**Goals**
1) In the excerpt about contested wills, what did the probate judge do after the challenger filed a caveat and an answer and objection to administration?
2) Write the next part of the commentary on contested probate proceedings, picking up after its final sentence.

**Excerpt to read**
Makes sense to me. By the way, how the virtual-adoption issue is “framed” can make a huge difference in terms of whether or not common sense prevails in your case. If you frame the issue in terms of “judicial economy” (i.e., why waste time/money litigating a claim if the challenger isn’t an intestate heir?), you’re undoubtedly right as a practical matter, but you might end up getting reversed on procedural grounds (which is exactly what happened in the McMullen case). But if (as was done in this case) you frame the virtual-adoption issue in terms of “standing” (i.e., we need to determine whether or not she can even bring a will contest as a predicate to deciding the validity of the will), not only does your argument pass the common-sense test, it’s also bullet proof on procedural grounds.
The second take-away from this case is how uncertain any contested probate proceeding can be. Even the simplest, most black-and-white legal rule can get swept aside in the rush to move huge caseloads through our overworked and underfunded probate courts (which is why we should all privatize these disputes by including mandatory arbitration clauses in all our wills/trusts). Case in point: how do you make sure a contested will doesn’t get admitted to probate before your client’s had her day in court? Simple, file a caveat (see here), followed by an answer and objection to administration. And that’s exactly what the challenger did in this case. So what happened next? The probate judge ignored it all and simply admitted the contested will to probate. Bottom line, we now have an appellate decision stating the obvious: you can’t admit a challenged will to probate before the will contest is adjudicated.

**Supplied material**
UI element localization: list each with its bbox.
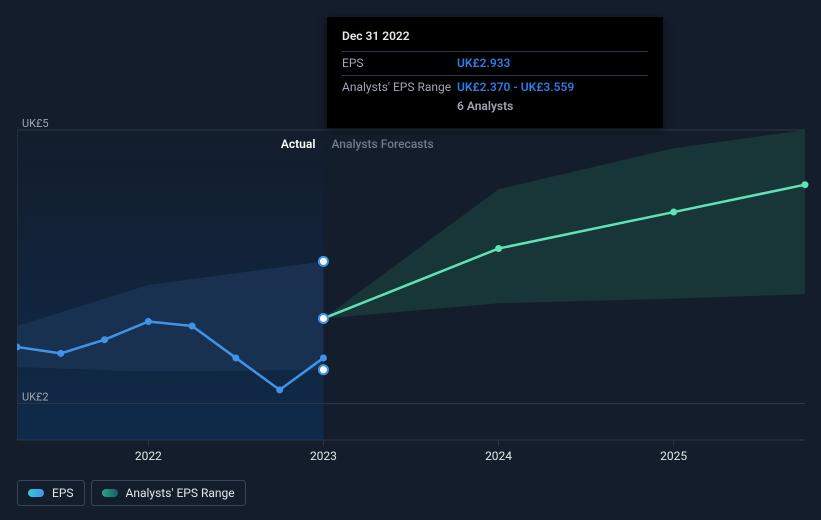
legend-label-range: Analysts' EPS Range	[126, 486, 235, 500]
legend-swatch-eps	[28, 489, 44, 497]
eps-forecast-chart: UK£2 UK£5 2022 2023 2024 2025 Actual Analysts F…	[0, 0, 821, 520]
tooltip-label-range: Analysts' EPS Range	[342, 79, 457, 96]
svg-text:2024: 2024	[485, 449, 512, 460]
tooltip-label-eps: EPS	[342, 55, 457, 72]
legend-label-eps: EPS	[52, 486, 74, 500]
svg-text:2023: 2023	[310, 449, 337, 460]
svg-text:UK£5: UK£5	[22, 117, 49, 130]
tooltip-value-range: UK£2.370 - UK£3.559	[457, 79, 574, 96]
tooltip-sub: 6 Analysts	[457, 98, 648, 115]
svg-text:2025: 2025	[660, 449, 687, 460]
legend-item-range[interactable]: Analysts' EPS Range	[91, 480, 246, 506]
chart-tooltip: Dec 31 2022 EPS UK£2.933 Analysts' EPS R…	[327, 17, 663, 128]
chart-legend: EPS Analysts' EPS Range	[17, 480, 246, 506]
svg-text:2022: 2022	[135, 449, 162, 460]
svg-text:Actual: Actual	[281, 137, 316, 151]
legend-item-eps[interactable]: EPS	[17, 480, 85, 506]
legend-swatch-range	[102, 489, 118, 497]
tooltip-value-eps: UK£2.933	[457, 55, 510, 72]
svg-text:Analysts Forecasts: Analysts Forecasts	[331, 137, 433, 151]
svg-text:UK£2: UK£2	[22, 391, 49, 404]
tooltip-date: Dec 31 2022	[342, 28, 648, 45]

**Answers for this exercise**
1) The judge ignored those filings and admitted the contested will to probate.

2)
Elaine D. Platt timely appeals an order admitting the will of Martin S. Day to probate and appointing Sharon Day Osteen as personal representative. After Osteen filed a petition for administration of Day’s will, Platt filed a caveat, followed by an answer and objection to administration of the will. Under Florida law, will contests and the rights of caveators must be determined prior to admitting a will to probate, appointing a personal representative or issuing letters of administration. See, e.g., Rocca v. Boyansky, 80 So.3d 377 (Fla. 3d DCA 2012) (see here); In re Estate of Hartman, 836 So.2d 1038 (Fla. 2d DCA 2002); Grooms v. Royce, 638 So.2d 1019 (Fla. 5th DCA 1994); see also 18 Fla. Jur.2d Decedents’ Property § 494 (“After the filing of a caveat by an interested person other than a creditor, the court may not admit a will of the decedent to probate or appoint a personal representative without service of formal notice on the caveator or the caveator’s designated agent. [Fla. Prob. R. 5.260(f).] Thus, if a caveat is filed, a formal notice of the submission of a will for probate must be given, and the court must thereafter adjudicate any challenge to the will before admitting the will to probate.”). Here, without notice to Platt, the trial court simply entered an order admitting the decedent’s will to probate, erroneously finding that “no objection [had] been made to its probate [.]” Accordingly, we reverse and remand with directions that the trial court . . . adjudicate Platt’s challenge to the will before taking any action on the petition for administration.
Note to readers:
The linked-to case above was first published in 2012. I try to report on cases as they’re published. I don’t always succeed. This blog post is part of an ongoing project to comment on older cases I wasn’t able to get to previously.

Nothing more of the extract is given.